Figure content listings:
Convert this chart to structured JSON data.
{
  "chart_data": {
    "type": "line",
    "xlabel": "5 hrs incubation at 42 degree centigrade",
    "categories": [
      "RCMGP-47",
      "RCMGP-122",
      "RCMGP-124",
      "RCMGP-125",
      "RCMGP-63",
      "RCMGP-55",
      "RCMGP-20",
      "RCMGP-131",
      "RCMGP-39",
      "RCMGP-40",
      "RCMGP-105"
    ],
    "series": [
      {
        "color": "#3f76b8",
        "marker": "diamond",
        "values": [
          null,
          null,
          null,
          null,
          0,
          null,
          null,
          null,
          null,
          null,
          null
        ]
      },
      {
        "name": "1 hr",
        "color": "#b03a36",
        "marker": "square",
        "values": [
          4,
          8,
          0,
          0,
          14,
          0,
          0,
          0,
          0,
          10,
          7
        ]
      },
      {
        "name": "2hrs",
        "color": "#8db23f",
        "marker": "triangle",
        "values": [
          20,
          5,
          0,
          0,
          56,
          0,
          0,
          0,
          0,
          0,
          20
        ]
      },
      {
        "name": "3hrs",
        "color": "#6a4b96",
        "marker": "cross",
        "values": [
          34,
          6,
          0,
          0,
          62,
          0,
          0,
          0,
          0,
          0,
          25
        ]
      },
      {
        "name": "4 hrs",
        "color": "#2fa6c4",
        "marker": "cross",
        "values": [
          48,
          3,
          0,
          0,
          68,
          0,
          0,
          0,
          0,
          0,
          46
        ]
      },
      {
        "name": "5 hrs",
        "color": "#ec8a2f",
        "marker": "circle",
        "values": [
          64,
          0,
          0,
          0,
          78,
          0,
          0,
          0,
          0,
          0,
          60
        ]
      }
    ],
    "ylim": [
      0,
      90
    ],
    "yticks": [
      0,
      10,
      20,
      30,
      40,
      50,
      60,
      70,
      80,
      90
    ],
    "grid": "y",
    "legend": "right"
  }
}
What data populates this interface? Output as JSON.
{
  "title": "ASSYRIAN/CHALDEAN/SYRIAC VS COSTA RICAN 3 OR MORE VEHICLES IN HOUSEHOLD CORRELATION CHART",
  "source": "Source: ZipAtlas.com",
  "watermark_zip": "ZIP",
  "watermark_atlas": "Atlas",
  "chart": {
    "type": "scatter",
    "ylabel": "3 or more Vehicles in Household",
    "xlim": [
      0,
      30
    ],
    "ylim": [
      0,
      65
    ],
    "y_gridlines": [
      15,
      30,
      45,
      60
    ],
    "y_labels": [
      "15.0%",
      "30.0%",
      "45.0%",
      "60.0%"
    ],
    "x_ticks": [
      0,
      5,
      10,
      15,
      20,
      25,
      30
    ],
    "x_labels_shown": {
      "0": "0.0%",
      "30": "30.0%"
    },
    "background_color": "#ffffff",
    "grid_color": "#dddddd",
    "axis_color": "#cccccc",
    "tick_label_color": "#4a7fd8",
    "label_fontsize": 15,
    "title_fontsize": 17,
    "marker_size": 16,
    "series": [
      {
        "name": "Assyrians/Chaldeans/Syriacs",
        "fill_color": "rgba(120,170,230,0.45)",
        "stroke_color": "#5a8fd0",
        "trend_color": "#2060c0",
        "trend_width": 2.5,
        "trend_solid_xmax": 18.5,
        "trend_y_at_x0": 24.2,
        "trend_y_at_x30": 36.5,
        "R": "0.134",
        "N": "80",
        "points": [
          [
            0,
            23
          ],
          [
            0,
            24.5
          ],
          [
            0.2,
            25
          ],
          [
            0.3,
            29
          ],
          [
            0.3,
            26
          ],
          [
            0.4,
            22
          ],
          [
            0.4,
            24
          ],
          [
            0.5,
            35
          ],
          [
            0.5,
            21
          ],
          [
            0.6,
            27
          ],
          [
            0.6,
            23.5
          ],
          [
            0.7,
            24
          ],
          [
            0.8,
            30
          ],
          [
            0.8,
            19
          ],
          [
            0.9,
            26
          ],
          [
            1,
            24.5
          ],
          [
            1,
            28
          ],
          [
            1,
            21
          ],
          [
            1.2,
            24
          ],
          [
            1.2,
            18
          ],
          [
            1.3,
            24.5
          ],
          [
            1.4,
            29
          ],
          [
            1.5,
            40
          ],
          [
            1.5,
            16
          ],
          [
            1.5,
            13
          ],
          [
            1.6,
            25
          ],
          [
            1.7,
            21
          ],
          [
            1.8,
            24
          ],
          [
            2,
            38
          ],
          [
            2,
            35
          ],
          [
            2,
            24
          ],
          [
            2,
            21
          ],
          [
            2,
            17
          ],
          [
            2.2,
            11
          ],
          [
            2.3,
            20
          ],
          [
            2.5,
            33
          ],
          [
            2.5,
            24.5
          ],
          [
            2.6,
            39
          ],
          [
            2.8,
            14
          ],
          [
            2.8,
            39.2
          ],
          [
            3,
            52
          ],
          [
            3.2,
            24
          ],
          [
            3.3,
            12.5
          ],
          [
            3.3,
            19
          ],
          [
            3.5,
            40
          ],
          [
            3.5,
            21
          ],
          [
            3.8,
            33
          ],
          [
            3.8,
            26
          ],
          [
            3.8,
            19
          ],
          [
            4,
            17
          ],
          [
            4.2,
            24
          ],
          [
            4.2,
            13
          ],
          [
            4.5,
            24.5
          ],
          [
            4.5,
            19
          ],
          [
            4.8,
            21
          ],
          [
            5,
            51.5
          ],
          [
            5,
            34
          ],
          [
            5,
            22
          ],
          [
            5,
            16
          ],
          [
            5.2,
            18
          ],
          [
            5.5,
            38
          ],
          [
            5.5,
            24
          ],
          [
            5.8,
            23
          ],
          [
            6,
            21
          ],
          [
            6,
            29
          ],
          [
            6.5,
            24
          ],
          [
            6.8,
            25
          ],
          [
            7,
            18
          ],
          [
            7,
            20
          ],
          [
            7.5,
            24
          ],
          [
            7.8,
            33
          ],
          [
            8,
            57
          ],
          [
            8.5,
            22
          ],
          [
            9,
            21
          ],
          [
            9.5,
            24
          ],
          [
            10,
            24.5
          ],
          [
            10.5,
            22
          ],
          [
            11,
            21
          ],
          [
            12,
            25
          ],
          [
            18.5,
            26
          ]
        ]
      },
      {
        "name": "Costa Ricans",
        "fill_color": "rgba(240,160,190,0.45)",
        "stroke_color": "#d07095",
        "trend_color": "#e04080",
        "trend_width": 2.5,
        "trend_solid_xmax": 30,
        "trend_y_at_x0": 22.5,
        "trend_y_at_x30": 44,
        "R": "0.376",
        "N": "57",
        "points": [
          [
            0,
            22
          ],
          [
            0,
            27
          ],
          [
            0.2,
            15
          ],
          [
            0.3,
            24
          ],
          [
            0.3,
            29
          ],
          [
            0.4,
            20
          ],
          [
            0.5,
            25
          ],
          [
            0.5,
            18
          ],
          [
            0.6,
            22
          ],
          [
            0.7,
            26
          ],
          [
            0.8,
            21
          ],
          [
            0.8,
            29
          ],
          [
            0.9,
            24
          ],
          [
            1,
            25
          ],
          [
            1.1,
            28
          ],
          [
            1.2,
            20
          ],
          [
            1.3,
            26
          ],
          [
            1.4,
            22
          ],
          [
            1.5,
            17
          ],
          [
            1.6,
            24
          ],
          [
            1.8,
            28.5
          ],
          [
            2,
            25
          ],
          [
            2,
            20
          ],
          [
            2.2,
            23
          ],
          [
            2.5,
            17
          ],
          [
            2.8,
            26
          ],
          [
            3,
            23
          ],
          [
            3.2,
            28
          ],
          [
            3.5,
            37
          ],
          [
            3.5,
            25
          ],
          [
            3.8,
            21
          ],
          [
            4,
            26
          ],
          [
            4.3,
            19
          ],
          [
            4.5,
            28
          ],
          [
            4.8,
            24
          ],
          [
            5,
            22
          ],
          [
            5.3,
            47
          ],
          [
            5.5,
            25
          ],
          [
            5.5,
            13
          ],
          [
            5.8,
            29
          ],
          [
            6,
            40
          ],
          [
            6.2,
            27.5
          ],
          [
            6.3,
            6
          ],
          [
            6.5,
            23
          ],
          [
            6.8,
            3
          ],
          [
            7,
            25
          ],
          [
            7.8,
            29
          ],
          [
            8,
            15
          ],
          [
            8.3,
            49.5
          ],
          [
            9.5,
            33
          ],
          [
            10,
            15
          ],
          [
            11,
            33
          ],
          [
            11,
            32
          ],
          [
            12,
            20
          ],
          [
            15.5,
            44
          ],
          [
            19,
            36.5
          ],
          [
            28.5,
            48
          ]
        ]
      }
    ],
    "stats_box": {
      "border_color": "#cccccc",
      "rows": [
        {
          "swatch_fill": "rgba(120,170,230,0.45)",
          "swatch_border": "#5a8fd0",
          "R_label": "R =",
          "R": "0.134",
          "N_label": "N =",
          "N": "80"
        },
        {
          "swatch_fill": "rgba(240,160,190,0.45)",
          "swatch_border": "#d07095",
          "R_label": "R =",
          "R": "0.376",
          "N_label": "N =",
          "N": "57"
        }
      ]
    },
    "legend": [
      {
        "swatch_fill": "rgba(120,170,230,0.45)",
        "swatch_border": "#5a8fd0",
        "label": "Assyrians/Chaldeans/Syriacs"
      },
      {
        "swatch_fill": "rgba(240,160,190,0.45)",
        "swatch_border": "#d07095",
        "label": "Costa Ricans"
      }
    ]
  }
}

What you are asked to do – Write the number of lines containing the word "JSON" and nothing besides it.

Task answer – 2